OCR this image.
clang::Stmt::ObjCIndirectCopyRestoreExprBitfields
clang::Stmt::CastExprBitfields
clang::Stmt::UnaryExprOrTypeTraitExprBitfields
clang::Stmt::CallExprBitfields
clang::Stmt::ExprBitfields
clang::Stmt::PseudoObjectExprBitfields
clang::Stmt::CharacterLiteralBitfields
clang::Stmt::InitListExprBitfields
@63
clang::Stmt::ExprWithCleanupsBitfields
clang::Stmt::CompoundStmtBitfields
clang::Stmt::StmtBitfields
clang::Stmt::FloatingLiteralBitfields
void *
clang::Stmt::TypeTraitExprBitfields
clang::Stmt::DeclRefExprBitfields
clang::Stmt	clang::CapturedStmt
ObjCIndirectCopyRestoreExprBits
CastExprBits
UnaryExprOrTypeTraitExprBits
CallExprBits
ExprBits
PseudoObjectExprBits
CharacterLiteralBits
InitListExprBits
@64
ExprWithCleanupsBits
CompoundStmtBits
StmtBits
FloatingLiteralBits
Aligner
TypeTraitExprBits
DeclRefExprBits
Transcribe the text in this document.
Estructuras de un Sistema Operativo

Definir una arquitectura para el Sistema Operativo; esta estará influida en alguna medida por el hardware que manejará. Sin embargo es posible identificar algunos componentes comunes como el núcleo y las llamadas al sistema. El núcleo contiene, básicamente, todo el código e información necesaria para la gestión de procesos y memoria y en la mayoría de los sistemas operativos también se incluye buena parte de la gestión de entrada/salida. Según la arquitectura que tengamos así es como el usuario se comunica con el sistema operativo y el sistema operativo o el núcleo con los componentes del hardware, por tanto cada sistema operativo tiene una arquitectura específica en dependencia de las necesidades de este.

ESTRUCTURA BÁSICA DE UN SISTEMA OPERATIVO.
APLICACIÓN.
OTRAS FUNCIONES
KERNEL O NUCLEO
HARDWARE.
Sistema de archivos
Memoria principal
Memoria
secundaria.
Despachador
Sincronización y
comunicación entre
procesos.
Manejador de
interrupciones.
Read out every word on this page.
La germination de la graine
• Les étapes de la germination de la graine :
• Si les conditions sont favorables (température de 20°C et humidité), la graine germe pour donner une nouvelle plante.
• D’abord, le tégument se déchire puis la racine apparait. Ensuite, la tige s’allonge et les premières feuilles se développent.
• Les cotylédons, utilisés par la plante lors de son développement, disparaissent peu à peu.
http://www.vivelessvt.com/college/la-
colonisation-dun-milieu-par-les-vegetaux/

--------------------------------

• [THE TASK]: Make an exact copy of the material above.

• [THE COMPLETED TASK]:
OCR this image.
clang::Stmt::ObjCIndirectCopyRestoreExprBitfields
clang::Stmt::CastExprBitfields
clang::Stmt::UnaryExprOrTypeTraitExprBitfields
clang::Stmt::CallExprBitfields
clang::Stmt::ExprBitfields
clang::Stmt::PseudoObjectExprBitfields
clang::Stmt::CharacterLiteralBitfields
clang::Stmt::InitListExprBitfields
@63
clang::Stmt::ExprWithCleanupsBitfields
clang::Stmt::CompoundStmtBitfields
clang::Stmt::StmtBitfields
clang::Stmt::FloatingLiteralBitfields
void *
clang::Stmt::TypeTraitExprBitfields
clang::Stmt::DeclRefExprBitfields
clang::Stmt	clang::CapturedStmt
ObjCIndirectCopyRestoreExprBits
CastExprBits
UnaryExprOrTypeTraitExprBits
CallExprBits
ExprBits
PseudoObjectExprBits
CharacterLiteralBits
InitListExprBits
@64
ExprWithCleanupsBits
CompoundStmtBits
StmtBits
FloatingLiteralBits
Aligner
TypeTraitExprBits
DeclRefExprBits
Transcribe the text in this document.
Estructuras de un Sistema Operativo

Definir una arquitectura para el Sistema Operativo; esta estará influida en alguna medida por el hardware que manejará. Sin embargo es posible identificar algunos componentes comunes como el núcleo y las llamadas al sistema. El núcleo contiene, básicamente, todo el código e información necesaria para la gestión de procesos y memoria y en la mayoría de los sistemas operativos también se incluye buena parte de la gestión de entrada/salida. Según la arquitectura que tengamos así es como el usuario se comunica con el sistema operativo y el sistema operativo o el núcleo con los componentes del hardware, por tanto cada sistema operativo tiene una arquitectura específica en dependencia de las necesidades de este.

ESTRUCTURA BÁSICA DE UN SISTEMA OPERATIVO.
APLICACIÓN.
OTRAS FUNCIONES
KERNEL O NUCLEO
HARDWARE.
Sistema de archivos
Memoria principal
Memoria
secundaria.
Despachador
Sincronización y
comunicación entre
procesos.
Manejador de
interrupciones.
Read out every word on this page.
La germination de la graine
• Les étapes de la germination de la graine :
• Si les conditions sont favorables (température de 20°C et humidité), la graine germe pour donner une nouvelle plante.
• D’abord, le tégument se déchire puis la racine apparait. Ensuite, la tige s’allonge et les premières feuilles se développent.
• Les cotylédons, utilisés par la plante lors de son développement, disparaissent peu à peu.
http://www.vivelessvt.com/college/la-
colonisation-dun-milieu-par-les-vegetaux/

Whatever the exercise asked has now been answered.